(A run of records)
== == ==

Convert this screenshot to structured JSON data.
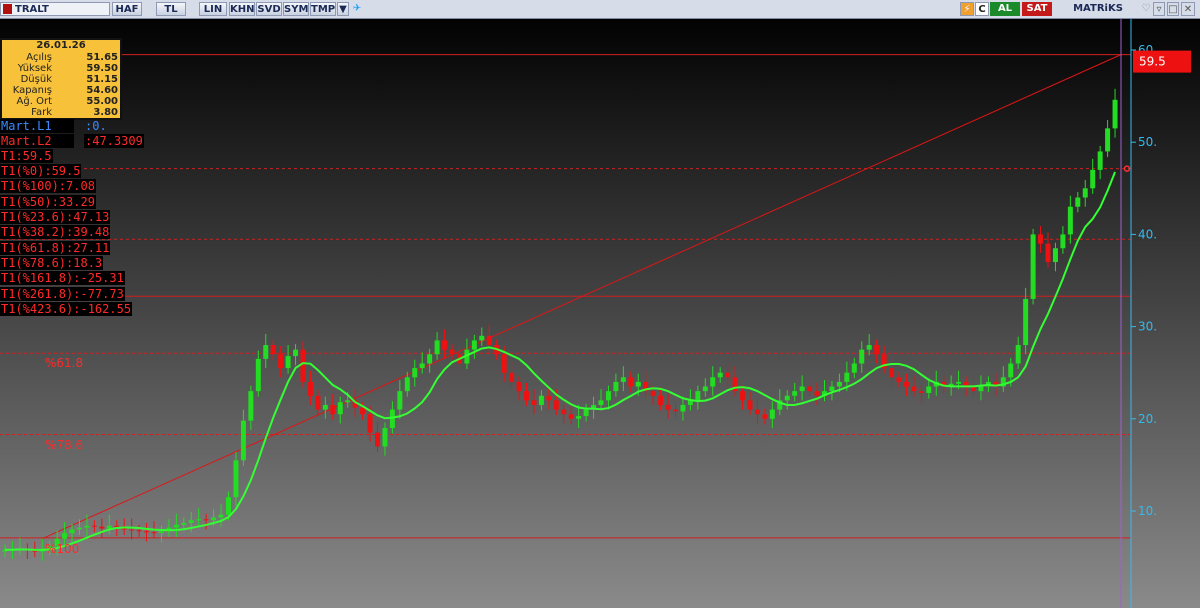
{
  "toolbar": {
    "symbol": "TRALT",
    "buttons": [
      "HAF",
      "TL",
      "LIN",
      "KHN",
      "SVD",
      "SYM",
      "TMP"
    ],
    "buy": "AL",
    "sell": "SAT",
    "brand": "MATRiKS"
  },
  "panel": {
    "date": "26.01.26",
    "rows": [
      {
        "label": "Açılış",
        "value": "51.65"
      },
      {
        "label": "Yüksek",
        "value": "59.50"
      },
      {
        "label": "Düşük",
        "value": "51.15"
      },
      {
        "label": "Kapanış",
        "value": "54.60"
      },
      {
        "label": "Ağ. Ort",
        "value": "55.00"
      },
      {
        "label": "Fark",
        "value": "3.80"
      }
    ]
  },
  "indicators": {
    "mart_l1": {
      "label": "Mart.L1",
      "value": ":0."
    },
    "mart_l2": {
      "label": "Mart.L2",
      "value": ":47.3309"
    }
  },
  "fib_labels": [
    "T1:59.5",
    "T1(%0):59.5",
    "T1(%100):7.08",
    "T1(%50):33.29",
    "T1(%23.6):47.13",
    "T1(%38.2):39.48",
    "T1(%61.8):27.11",
    "T1(%78.6):18.3",
    "T1(%161.8):-25.31",
    "T1(%261.8):-77.73",
    "T1(%423.6):-162.55"
  ],
  "chart_labels": {
    "pct618": "%61.8",
    "pct786": "%78.6",
    "pct100": "%100"
  },
  "price_tag": "59.5",
  "colors": {
    "up": "#22dd22",
    "down": "#ee1111",
    "ma": "#33ff33",
    "grid": "#cc2020",
    "axis": "#33bbee"
  },
  "chart_data": {
    "type": "candlestick",
    "ylim": [
      4,
      62
    ],
    "y_ticks": [
      {
        "v": 60,
        "t": "60."
      },
      {
        "v": 50,
        "t": "50."
      },
      {
        "v": 40,
        "t": "40."
      },
      {
        "v": 30,
        "t": "30."
      },
      {
        "v": 20,
        "t": "20."
      },
      {
        "v": 10,
        "t": "10."
      }
    ],
    "fib_levels": [
      {
        "name": "%0",
        "value": 59.5,
        "style": "solid"
      },
      {
        "name": "%23.6",
        "value": 47.13,
        "style": "dash"
      },
      {
        "name": "%38.2",
        "value": 39.48,
        "style": "dash"
      },
      {
        "name": "%50",
        "value": 33.29,
        "style": "solid"
      },
      {
        "name": "%61.8",
        "value": 27.11,
        "style": "dash"
      },
      {
        "name": "%78.6",
        "value": 18.3,
        "style": "dash"
      },
      {
        "name": "%100",
        "value": 7.08,
        "style": "solid"
      }
    ],
    "trend_line": {
      "from": [
        5,
        7.0
      ],
      "to": [
        149,
        59.5
      ]
    },
    "closes": [
      5.8,
      5.8,
      5.9,
      5.8,
      5.6,
      5.8,
      6.2,
      7.0,
      7.6,
      8.0,
      8.2,
      8.4,
      8.3,
      8.1,
      8.4,
      8.3,
      8.0,
      7.9,
      7.8,
      7.7,
      7.6,
      7.8,
      8.2,
      8.5,
      8.7,
      9.0,
      9.1,
      9.0,
      9.3,
      9.6,
      11.5,
      15.5,
      19.8,
      23.0,
      26.5,
      28.0,
      27.0,
      25.5,
      26.8,
      27.5,
      24.0,
      22.5,
      21.0,
      21.5,
      20.5,
      21.8,
      22.0,
      21.2,
      20.5,
      18.5,
      17.0,
      19.0,
      21.0,
      23.0,
      24.5,
      25.5,
      26.0,
      27.0,
      28.5,
      27.5,
      27.0,
      26.0,
      27.5,
      28.5,
      29.0,
      28.0,
      27.0,
      25.0,
      24.0,
      23.0,
      22.0,
      21.5,
      22.5,
      22.0,
      21.0,
      20.5,
      20.0,
      20.3,
      21.0,
      21.5,
      22.0,
      23.0,
      24.0,
      24.5,
      23.5,
      24.0,
      23.0,
      22.5,
      21.5,
      21.0,
      20.8,
      21.5,
      22.0,
      23.0,
      23.5,
      24.5,
      25.0,
      24.5,
      23.0,
      22.0,
      21.0,
      20.5,
      20.0,
      21.0,
      22.0,
      22.5,
      23.0,
      23.5,
      23.0,
      22.5,
      23.0,
      23.5,
      24.0,
      25.0,
      26.0,
      27.5,
      28.0,
      27.0,
      25.5,
      24.5,
      24.0,
      23.5,
      23.0,
      22.8,
      23.5,
      24.0,
      23.5,
      23.8,
      24.0,
      23.5,
      23.0,
      23.5,
      24.0,
      23.5,
      24.5,
      26.0,
      28.0,
      33.0,
      40.0,
      39.0,
      37.0,
      38.5,
      40.0,
      43.0,
      44.0,
      45.0,
      47.0,
      49.0,
      51.5,
      54.6
    ],
    "last_close": 54.6,
    "period_high": 59.5
  }
}
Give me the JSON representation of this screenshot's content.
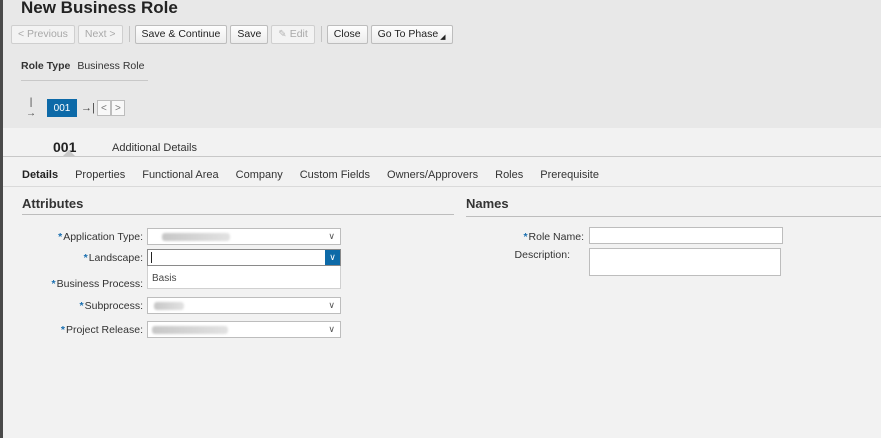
{
  "header": {
    "title": "New Business Role"
  },
  "toolbar": {
    "previous_label": "< Previous",
    "next_label": "Next >",
    "save_continue_label": "Save & Continue",
    "save_label": "Save",
    "edit_label": "Edit",
    "close_label": "Close",
    "go_to_phase_label": "Go To Phase"
  },
  "role_type": {
    "label": "Role Type",
    "value": "Business Role"
  },
  "pager": {
    "first_icon": "first-page-icon",
    "current": "001",
    "prev_label": "<",
    "next_label": ">"
  },
  "section_tabs": {
    "main": "001",
    "additional": "Additional Details"
  },
  "sub_tabs": [
    "Details",
    "Properties",
    "Functional Area",
    "Company",
    "Custom Fields",
    "Owners/Approvers",
    "Roles",
    "Prerequisite"
  ],
  "attributes": {
    "heading": "Attributes",
    "application_type_label": "Application Type:",
    "landscape_label": "Landscape:",
    "business_process_label": "Business Process:",
    "subprocess_label": "Subprocess:",
    "project_release_label": "Project Release:",
    "dropdown_partial_text": "Basis"
  },
  "names": {
    "heading": "Names",
    "role_name_label": "Role Name:",
    "description_label": "Description:"
  },
  "colors": {
    "accent": "#0d6aa8",
    "required_star": "#1a6fb0"
  },
  "required_marker": "*"
}
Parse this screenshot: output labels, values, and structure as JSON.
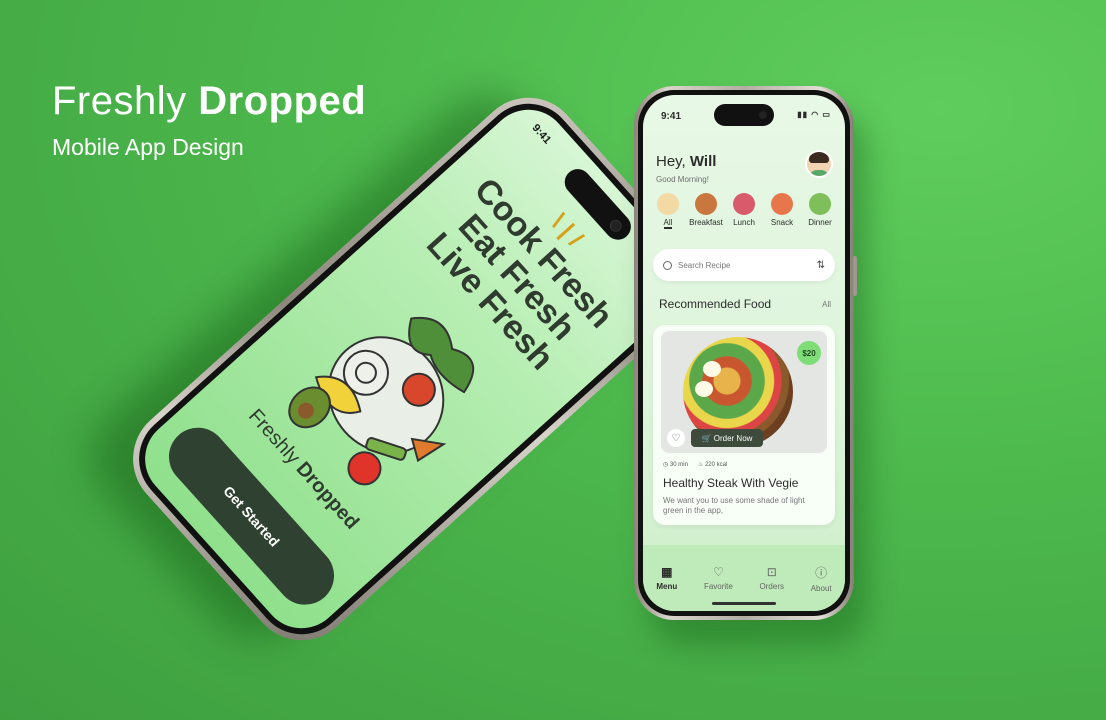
{
  "header": {
    "title_light": "Freshly",
    "title_bold": "Dropped",
    "subtitle": "Mobile App Design"
  },
  "splash": {
    "time": "9:41",
    "slogan": [
      "Cook Fresh",
      "Eat Fresh",
      "Live Fresh"
    ],
    "brand_light": "Freshly",
    "brand_bold": "Dropped",
    "cta_label": "Get Started"
  },
  "home": {
    "time": "9:41",
    "greeting_prefix": "Hey,",
    "greeting_name": "Will",
    "greeting_sub": "Good Morning!",
    "categories": [
      {
        "label": "All",
        "color": "#f3d9a4"
      },
      {
        "label": "Breakfast",
        "color": "#c9773e"
      },
      {
        "label": "Lunch",
        "color": "#d95a6a"
      },
      {
        "label": "Snack",
        "color": "#e7774b"
      },
      {
        "label": "Dinner",
        "color": "#7fbf5a"
      }
    ],
    "search_placeholder": "Search Recipe",
    "section_title": "Recommended Food",
    "section_link": "All",
    "card": {
      "price": "$20",
      "order_label": "Order Now",
      "time": "30 min",
      "calories": "220 kcal",
      "title": "Healthy Steak With Vegie",
      "description": "We want you to use some shade of light green in the app,"
    },
    "tabs": [
      {
        "label": "Menu",
        "icon": "grid-icon"
      },
      {
        "label": "Favorite",
        "icon": "heart-icon"
      },
      {
        "label": "Orders",
        "icon": "bag-icon"
      },
      {
        "label": "About",
        "icon": "info-icon"
      }
    ]
  }
}
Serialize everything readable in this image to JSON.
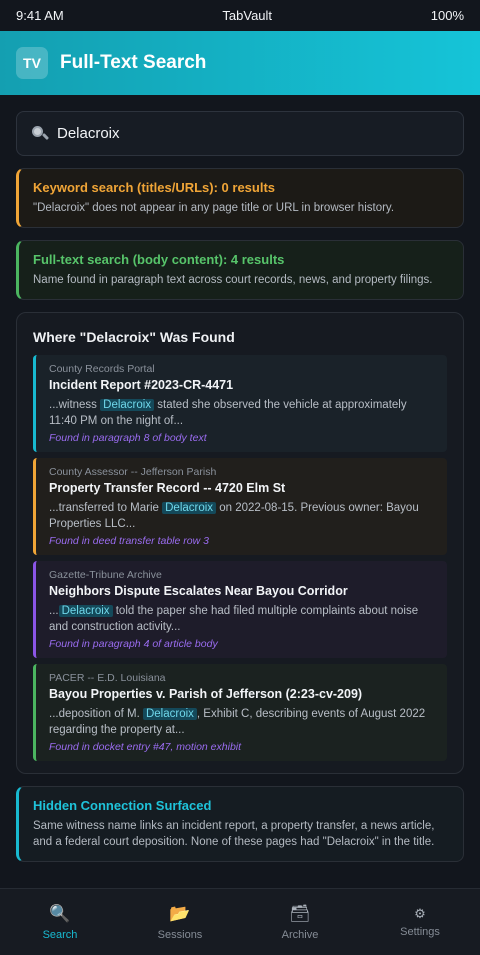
{
  "status_bar": {
    "time": "9:41 AM",
    "app": "TabVault",
    "battery": "100%"
  },
  "header": {
    "logo": "TV",
    "title": "Full-Text Search"
  },
  "search": {
    "value": "Delacroix",
    "icon": "search-icon"
  },
  "keyword_notice": {
    "title": "Keyword search (titles/URLs): 0 results",
    "body": "\"Delacroix\" does not appear in any page title or URL in browser history.",
    "color": "#f0a537"
  },
  "fulltext_notice": {
    "title": "Full-text search (body content): 4 results",
    "body": "Name found in paragraph text across court records, news, and property filings.",
    "color": "#4bb560"
  },
  "results_panel": {
    "title": "Where \"Delacroix\" Was Found",
    "items": [
      {
        "source": "County Records Portal",
        "title": "Incident Report #2023-CR-4471",
        "snippet_before": "...witness ",
        "match": "Delacroix",
        "snippet_after": " stated she observed the vehicle at approximately 11:40 PM on the night of...",
        "location": "Found in paragraph 8 of body text",
        "color": "#18b9d0"
      },
      {
        "source": "County Assessor -- Jefferson Parish",
        "title": "Property Transfer Record -- 4720 Elm St",
        "snippet_before": "...transferred to Marie ",
        "match": "Delacroix",
        "snippet_after": " on 2022-08-15. Previous owner: Bayou Properties LLC...",
        "location": "Found in deed transfer table row 3",
        "color": "#f0a537"
      },
      {
        "source": "Gazette-Tribune Archive",
        "title": "Neighbors Dispute Escalates Near Bayou Corridor",
        "snippet_before": "...",
        "match": "Delacroix",
        "snippet_after": " told the paper she had filed multiple complaints about noise and construction activity...",
        "location": "Found in paragraph 4 of article body",
        "color": "#8b55e6"
      },
      {
        "source": "PACER -- E.D. Louisiana",
        "title": "Bayou Properties v. Parish of Jefferson (2:23-cv-209)",
        "snippet_before": "...deposition of M. ",
        "match": "Delacroix",
        "snippet_after": ", Exhibit C, describing events of August 2022 regarding the property at...",
        "location": "Found in docket entry #47, motion exhibit",
        "color": "#4bb560"
      }
    ]
  },
  "connection_notice": {
    "title": "Hidden Connection Surfaced",
    "body": "Same witness name links an incident report, a property transfer, a news article, and a federal court deposition. None of these pages had \"Delacroix\" in the title.",
    "color": "#18b9d0"
  },
  "nav": [
    {
      "label": "Search",
      "icon": "search-icon",
      "active": true
    },
    {
      "label": "Sessions",
      "icon": "folder-icon",
      "active": false
    },
    {
      "label": "Archive",
      "icon": "archive-box-icon",
      "active": false
    },
    {
      "label": "Settings",
      "icon": "gear-icon",
      "active": false
    }
  ]
}
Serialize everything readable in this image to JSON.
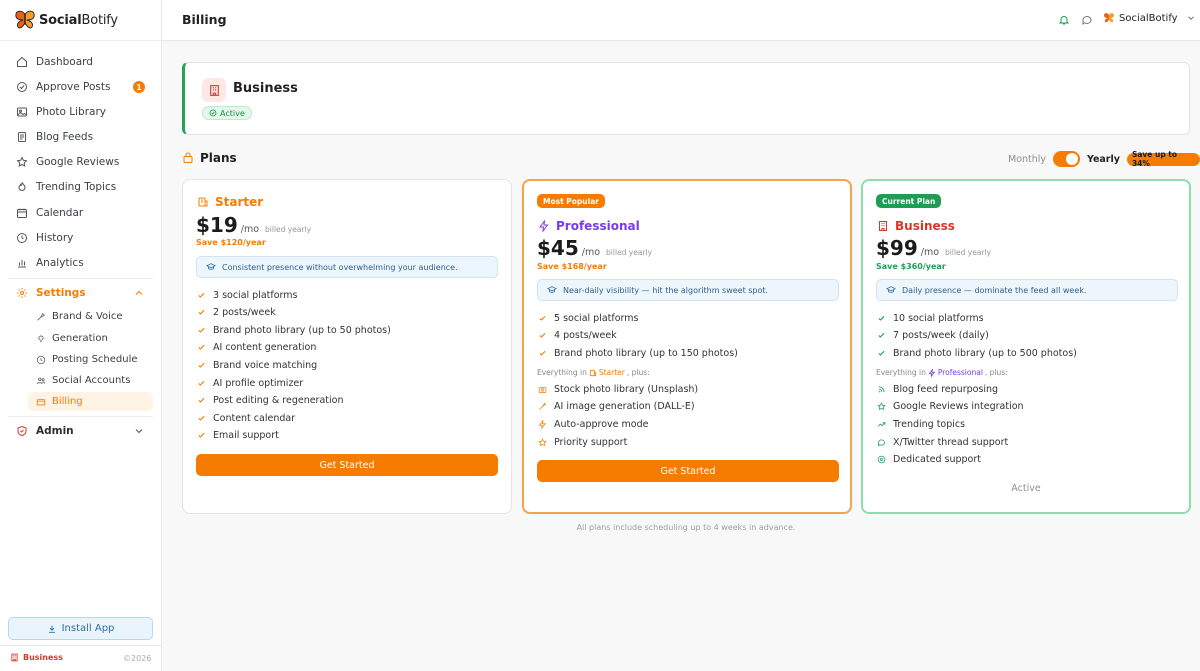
{
  "app": {
    "brand_bold": "Social",
    "brand_rest": "Botify"
  },
  "sidebar": {
    "items": [
      {
        "label": "Dashboard",
        "icon": "home-icon"
      },
      {
        "label": "Approve Posts",
        "icon": "check-circle-icon",
        "badge": "1"
      },
      {
        "label": "Photo Library",
        "icon": "image-icon"
      },
      {
        "label": "Blog Feeds",
        "icon": "document-icon"
      },
      {
        "label": "Google Reviews",
        "icon": "star-icon"
      },
      {
        "label": "Trending Topics",
        "icon": "trend-icon"
      },
      {
        "label": "Calendar",
        "icon": "calendar-icon"
      },
      {
        "label": "History",
        "icon": "clock-icon"
      },
      {
        "label": "Analytics",
        "icon": "bar-chart-icon"
      }
    ],
    "settings": {
      "label": "Settings",
      "sub_items": [
        {
          "label": "Brand & Voice"
        },
        {
          "label": "Generation"
        },
        {
          "label": "Posting Schedule"
        },
        {
          "label": "Social Accounts"
        },
        {
          "label": "Billing"
        }
      ]
    },
    "admin": {
      "label": "Admin"
    },
    "install_label": "Install App",
    "footer_plan": "Business",
    "footer_copy": "©2026"
  },
  "header": {
    "title": "Billing",
    "user_name": "SocialBotify"
  },
  "current_plan": {
    "name": "Business",
    "status": "Active"
  },
  "plans_section": {
    "title": "Plans",
    "toggle": {
      "monthly": "Monthly",
      "yearly": "Yearly",
      "save": "Save up to 34%"
    },
    "footnote": "All plans include scheduling up to 4 weeks in advance."
  },
  "plans": {
    "starter": {
      "name": "Starter",
      "price": "$19",
      "per": "/mo",
      "billed": "billed yearly",
      "save": "Save $120/year",
      "tagline": "Consistent presence without overwhelming your audience.",
      "features": [
        "3 social platforms",
        "2 posts/week",
        "Brand photo library (up to 50 photos)",
        "AI content generation",
        "Brand voice matching",
        "AI profile optimizer",
        "Post editing & regeneration",
        "Content calendar",
        "Email support"
      ],
      "cta": "Get Started"
    },
    "professional": {
      "ribbon": "Most Popular",
      "name": "Professional",
      "price": "$45",
      "per": "/mo",
      "billed": "billed yearly",
      "save": "Save $168/year",
      "tagline": "Near-daily visibility — hit the algorithm sweet spot.",
      "features": [
        "5 social platforms",
        "4 posts/week",
        "Brand photo library (up to 150 photos)"
      ],
      "everything_prefix": "Everything in",
      "everything_ref": "Starter",
      "everything_suffix": ", plus:",
      "extras": [
        "Stock photo library (Unsplash)",
        "AI image generation (DALL-E)",
        "Auto-approve mode",
        "Priority support"
      ],
      "cta": "Get Started"
    },
    "business": {
      "ribbon": "Current Plan",
      "name": "Business",
      "price": "$99",
      "per": "/mo",
      "billed": "billed yearly",
      "save": "Save $360/year",
      "tagline": "Daily presence — dominate the feed all week.",
      "features": [
        "10 social platforms",
        "7 posts/week (daily)",
        "Brand photo library (up to 500 photos)"
      ],
      "everything_prefix": "Everything in",
      "everything_ref": "Professional",
      "everything_suffix": ", plus:",
      "extras": [
        "Blog feed repurposing",
        "Google Reviews integration",
        "Trending topics",
        "X/Twitter thread support",
        "Dedicated support"
      ],
      "active_label": "Active"
    }
  },
  "colors": {
    "accent": "#f57c00",
    "success": "#1f9d55",
    "business_red": "#d9362b",
    "pro_purple": "#7c3aed"
  }
}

== == ==

* REQUIRED TASK
Gather, from the listing above, every line carrying the word "image".

* FINAL RESULT
Serialize everything readable in this image to JSON.
Serialize everything readable in this image to JSON.
        "icon": "image-icon"
        "AI image generation (DALL-E)",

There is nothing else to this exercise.